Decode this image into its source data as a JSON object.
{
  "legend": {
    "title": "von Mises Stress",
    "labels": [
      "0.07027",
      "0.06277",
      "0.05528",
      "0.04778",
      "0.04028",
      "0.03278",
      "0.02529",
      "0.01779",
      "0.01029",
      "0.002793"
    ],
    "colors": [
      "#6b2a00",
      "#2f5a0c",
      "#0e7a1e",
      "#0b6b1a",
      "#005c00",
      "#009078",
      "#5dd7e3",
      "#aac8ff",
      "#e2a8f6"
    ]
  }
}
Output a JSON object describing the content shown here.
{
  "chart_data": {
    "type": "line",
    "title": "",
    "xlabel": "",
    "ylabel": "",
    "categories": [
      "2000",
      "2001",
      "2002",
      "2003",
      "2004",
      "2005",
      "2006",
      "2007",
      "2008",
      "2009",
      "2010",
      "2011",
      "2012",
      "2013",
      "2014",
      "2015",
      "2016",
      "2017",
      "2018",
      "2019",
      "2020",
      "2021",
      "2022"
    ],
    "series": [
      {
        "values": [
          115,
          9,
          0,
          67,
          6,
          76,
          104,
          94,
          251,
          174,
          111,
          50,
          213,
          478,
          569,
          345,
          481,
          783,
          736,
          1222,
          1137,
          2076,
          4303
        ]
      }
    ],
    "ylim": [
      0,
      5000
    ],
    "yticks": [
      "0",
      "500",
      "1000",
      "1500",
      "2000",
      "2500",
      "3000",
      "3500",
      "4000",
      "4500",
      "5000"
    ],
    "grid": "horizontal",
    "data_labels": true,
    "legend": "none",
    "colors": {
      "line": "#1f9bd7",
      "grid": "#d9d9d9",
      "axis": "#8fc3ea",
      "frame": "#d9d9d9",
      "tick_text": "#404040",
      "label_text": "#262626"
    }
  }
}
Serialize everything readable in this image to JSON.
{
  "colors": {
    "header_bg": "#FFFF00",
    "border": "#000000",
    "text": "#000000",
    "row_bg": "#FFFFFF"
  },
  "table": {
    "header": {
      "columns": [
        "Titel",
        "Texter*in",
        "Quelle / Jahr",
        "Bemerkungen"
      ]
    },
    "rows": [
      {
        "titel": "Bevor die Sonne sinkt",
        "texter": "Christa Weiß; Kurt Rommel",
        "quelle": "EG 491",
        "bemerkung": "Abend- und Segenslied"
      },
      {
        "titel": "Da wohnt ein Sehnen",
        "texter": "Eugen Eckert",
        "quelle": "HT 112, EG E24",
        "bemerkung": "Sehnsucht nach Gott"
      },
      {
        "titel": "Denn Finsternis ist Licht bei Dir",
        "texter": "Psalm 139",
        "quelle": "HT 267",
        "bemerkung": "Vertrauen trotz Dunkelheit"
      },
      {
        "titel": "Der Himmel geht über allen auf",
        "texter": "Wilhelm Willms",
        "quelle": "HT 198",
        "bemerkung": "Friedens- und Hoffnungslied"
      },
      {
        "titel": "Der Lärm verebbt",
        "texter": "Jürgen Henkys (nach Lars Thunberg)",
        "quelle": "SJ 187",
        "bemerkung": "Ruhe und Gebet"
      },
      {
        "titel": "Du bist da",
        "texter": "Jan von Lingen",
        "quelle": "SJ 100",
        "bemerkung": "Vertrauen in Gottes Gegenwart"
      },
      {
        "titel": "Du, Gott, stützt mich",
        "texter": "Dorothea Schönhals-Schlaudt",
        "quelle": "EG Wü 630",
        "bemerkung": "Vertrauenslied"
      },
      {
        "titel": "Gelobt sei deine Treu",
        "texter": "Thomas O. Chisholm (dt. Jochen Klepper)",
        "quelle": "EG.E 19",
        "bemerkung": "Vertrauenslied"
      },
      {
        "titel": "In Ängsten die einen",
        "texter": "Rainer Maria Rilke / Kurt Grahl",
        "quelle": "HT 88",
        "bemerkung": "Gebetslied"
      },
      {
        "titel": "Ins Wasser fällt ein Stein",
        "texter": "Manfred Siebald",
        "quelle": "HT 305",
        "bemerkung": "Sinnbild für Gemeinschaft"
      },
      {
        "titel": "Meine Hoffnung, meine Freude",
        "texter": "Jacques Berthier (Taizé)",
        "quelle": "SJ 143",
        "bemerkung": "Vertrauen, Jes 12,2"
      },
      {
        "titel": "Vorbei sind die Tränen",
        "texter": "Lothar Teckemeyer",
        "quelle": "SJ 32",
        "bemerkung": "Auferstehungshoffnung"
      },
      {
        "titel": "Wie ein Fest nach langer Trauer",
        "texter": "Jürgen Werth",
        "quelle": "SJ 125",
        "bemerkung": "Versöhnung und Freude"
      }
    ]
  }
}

◇ ◇ ◇ ◇ ◇ ◇ ◇

● Task to complete
Find the lines above that contain the word "Jürgen" and collect them.

● Expected output
        "texter": "Jürgen Henkys (nach Lars Thunberg)",
        "texter": "Jürgen Werth",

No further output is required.